Identify the lines that contain the word "were" and copy each one.
***** Material *****
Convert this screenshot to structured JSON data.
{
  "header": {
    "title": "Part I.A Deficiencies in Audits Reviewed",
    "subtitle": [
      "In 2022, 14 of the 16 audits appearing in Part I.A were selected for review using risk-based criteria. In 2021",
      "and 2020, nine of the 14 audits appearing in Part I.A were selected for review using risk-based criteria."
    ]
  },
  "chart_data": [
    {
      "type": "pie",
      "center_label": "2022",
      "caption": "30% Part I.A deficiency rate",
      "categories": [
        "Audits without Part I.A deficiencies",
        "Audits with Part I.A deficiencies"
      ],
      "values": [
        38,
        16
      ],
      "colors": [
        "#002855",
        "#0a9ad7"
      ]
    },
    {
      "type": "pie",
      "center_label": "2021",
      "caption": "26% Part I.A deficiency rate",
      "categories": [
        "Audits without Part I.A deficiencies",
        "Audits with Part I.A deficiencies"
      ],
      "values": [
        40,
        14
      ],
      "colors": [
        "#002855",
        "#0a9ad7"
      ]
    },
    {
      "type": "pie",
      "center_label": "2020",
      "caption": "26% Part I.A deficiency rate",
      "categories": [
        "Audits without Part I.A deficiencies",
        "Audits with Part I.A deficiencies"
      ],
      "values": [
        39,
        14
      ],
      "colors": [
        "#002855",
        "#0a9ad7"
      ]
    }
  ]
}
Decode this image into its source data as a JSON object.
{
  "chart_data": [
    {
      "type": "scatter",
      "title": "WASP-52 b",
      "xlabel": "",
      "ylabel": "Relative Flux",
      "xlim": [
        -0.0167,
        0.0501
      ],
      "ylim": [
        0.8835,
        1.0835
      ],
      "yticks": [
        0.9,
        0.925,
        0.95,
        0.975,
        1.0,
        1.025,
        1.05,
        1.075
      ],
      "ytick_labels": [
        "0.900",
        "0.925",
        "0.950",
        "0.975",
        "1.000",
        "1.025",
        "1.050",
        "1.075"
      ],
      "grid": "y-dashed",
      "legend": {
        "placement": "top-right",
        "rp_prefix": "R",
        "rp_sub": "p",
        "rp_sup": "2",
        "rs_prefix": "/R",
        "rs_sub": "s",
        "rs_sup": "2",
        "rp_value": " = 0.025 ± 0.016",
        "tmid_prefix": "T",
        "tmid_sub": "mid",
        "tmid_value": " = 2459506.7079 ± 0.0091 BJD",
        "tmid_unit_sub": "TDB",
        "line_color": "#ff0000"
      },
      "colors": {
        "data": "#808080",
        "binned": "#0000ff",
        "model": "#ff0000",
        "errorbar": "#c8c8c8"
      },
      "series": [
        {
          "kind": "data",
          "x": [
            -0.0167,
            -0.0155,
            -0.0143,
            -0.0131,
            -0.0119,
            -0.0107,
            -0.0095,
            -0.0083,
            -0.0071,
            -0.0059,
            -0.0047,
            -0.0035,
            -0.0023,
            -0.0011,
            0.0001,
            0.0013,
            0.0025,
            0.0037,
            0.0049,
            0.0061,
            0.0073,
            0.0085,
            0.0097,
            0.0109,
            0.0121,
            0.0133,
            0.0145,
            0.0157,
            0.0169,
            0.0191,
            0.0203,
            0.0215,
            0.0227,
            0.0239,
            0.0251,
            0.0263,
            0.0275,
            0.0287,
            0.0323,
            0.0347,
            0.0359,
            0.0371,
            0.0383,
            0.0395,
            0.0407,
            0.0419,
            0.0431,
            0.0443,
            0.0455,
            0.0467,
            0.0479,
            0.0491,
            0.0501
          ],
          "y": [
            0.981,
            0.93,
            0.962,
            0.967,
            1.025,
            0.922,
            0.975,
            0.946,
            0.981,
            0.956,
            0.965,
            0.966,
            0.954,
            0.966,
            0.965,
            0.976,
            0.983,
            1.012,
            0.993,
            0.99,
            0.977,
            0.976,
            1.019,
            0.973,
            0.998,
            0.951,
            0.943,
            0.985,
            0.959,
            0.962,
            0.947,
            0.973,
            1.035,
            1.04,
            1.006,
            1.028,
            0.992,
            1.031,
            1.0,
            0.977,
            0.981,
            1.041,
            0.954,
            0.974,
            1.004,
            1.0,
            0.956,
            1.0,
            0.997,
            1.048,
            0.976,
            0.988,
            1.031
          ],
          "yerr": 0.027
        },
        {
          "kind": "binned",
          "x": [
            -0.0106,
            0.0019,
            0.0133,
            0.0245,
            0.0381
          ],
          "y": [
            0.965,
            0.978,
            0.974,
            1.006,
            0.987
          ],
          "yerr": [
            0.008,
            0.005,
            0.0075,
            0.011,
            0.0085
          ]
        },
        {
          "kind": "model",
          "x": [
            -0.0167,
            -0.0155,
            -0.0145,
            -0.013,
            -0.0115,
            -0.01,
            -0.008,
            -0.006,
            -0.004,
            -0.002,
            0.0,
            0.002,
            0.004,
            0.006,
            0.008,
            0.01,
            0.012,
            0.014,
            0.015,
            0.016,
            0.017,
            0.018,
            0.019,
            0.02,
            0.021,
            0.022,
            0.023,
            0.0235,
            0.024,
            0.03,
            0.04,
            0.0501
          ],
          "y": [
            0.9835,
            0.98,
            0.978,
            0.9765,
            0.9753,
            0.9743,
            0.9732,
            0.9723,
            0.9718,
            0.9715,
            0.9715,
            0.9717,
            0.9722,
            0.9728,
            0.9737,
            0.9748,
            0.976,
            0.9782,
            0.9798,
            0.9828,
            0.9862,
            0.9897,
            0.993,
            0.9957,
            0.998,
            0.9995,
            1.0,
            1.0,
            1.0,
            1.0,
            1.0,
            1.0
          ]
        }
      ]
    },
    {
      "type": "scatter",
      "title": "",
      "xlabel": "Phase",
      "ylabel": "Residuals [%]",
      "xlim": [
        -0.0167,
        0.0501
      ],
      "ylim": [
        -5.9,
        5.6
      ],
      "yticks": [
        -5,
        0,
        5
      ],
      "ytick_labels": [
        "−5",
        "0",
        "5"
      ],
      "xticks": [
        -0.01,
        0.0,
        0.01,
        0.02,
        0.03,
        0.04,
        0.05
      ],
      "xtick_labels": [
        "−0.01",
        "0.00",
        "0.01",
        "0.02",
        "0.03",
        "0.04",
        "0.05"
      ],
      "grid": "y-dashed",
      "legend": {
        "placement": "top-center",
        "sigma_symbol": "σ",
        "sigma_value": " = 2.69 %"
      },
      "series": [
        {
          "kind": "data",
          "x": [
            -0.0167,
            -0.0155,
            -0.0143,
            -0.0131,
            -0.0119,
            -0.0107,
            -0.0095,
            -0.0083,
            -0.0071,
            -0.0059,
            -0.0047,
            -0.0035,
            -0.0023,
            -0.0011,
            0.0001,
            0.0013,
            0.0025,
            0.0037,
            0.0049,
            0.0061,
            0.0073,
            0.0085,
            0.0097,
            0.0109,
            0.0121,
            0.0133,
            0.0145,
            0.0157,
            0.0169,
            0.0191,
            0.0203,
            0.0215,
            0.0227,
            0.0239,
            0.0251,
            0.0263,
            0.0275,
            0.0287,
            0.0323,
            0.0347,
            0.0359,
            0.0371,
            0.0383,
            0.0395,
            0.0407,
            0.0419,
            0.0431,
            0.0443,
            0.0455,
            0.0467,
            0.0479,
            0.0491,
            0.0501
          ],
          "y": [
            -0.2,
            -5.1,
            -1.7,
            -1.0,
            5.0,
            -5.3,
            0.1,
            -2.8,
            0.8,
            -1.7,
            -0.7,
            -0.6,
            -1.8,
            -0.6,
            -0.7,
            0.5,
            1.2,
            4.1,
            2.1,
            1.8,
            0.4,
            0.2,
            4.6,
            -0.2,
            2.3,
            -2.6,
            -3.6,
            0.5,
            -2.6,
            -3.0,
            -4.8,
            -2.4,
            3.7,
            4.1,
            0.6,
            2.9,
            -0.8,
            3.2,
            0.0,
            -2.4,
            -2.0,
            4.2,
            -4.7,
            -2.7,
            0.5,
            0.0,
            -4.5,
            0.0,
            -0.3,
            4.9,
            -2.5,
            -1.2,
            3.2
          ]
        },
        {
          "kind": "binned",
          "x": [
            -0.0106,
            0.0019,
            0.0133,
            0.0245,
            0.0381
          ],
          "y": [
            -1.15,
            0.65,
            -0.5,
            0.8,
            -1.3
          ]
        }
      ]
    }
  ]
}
*****
■ The solution:
      "In 2022, 14 of the 16 audits appearing in Part I.A were selected for review using risk-based criteria. In 2021",
      "and 2020, nine of the 14 audits appearing in Part I.A were selected for review using risk-based criteria."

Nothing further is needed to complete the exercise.